Objective:
For each line of the data below that holds "GestureEventArgs", copy the line.

Dataset content:
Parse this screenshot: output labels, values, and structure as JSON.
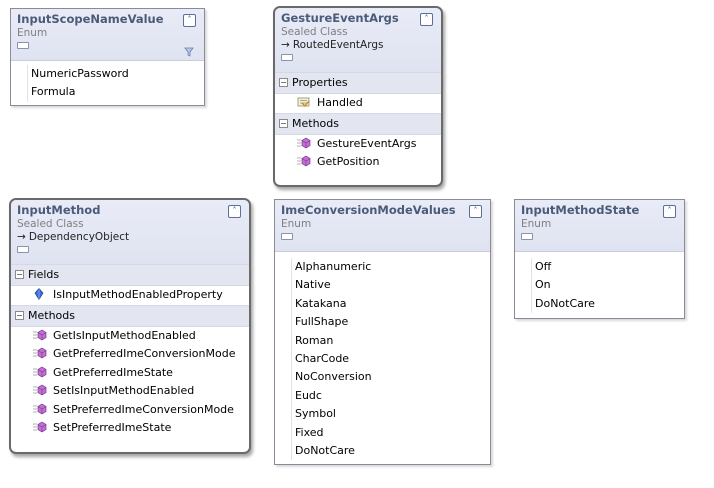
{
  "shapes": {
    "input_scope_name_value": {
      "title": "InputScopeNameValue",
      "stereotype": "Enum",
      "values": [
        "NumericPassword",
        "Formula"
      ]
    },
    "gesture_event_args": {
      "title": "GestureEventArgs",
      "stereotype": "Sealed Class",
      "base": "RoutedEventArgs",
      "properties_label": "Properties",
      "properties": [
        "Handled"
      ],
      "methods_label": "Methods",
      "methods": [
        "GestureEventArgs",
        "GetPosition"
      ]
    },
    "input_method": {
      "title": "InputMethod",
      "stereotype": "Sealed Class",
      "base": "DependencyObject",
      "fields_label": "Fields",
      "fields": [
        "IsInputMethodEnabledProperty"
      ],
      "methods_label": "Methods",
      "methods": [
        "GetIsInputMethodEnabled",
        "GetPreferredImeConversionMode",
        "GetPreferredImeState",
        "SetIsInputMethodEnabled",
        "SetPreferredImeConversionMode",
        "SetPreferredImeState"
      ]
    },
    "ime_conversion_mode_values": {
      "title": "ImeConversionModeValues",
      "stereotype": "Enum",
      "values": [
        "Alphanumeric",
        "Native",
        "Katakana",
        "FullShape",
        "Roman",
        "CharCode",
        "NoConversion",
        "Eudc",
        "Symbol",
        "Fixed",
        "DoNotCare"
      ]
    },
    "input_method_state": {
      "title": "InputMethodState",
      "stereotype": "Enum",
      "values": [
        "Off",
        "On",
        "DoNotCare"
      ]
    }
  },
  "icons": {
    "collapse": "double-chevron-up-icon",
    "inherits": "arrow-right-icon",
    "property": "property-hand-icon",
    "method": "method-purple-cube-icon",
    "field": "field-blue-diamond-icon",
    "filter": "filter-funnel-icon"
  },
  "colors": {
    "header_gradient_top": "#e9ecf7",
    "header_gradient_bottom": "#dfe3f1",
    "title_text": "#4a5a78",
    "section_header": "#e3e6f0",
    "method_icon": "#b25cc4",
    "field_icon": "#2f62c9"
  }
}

...

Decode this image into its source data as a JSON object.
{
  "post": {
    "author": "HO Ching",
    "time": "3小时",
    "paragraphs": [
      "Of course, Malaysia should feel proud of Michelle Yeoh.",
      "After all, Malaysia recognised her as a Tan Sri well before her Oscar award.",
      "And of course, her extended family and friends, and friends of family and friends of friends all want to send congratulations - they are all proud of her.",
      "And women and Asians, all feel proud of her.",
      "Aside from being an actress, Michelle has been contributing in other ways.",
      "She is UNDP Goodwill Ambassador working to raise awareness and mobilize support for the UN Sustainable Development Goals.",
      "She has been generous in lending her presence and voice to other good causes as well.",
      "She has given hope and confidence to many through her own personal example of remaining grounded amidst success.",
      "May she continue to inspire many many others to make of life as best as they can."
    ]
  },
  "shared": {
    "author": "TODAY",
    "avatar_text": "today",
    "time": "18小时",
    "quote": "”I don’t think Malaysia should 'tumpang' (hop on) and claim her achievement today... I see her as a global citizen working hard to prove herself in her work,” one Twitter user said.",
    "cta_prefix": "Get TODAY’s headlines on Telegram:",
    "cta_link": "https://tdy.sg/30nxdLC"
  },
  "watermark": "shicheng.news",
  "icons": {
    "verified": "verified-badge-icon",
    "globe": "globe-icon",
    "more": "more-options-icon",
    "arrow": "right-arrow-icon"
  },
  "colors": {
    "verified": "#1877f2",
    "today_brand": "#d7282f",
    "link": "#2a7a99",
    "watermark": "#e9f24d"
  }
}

Full answer:
      "title": "GestureEventArgs",
        "GestureEventArgs",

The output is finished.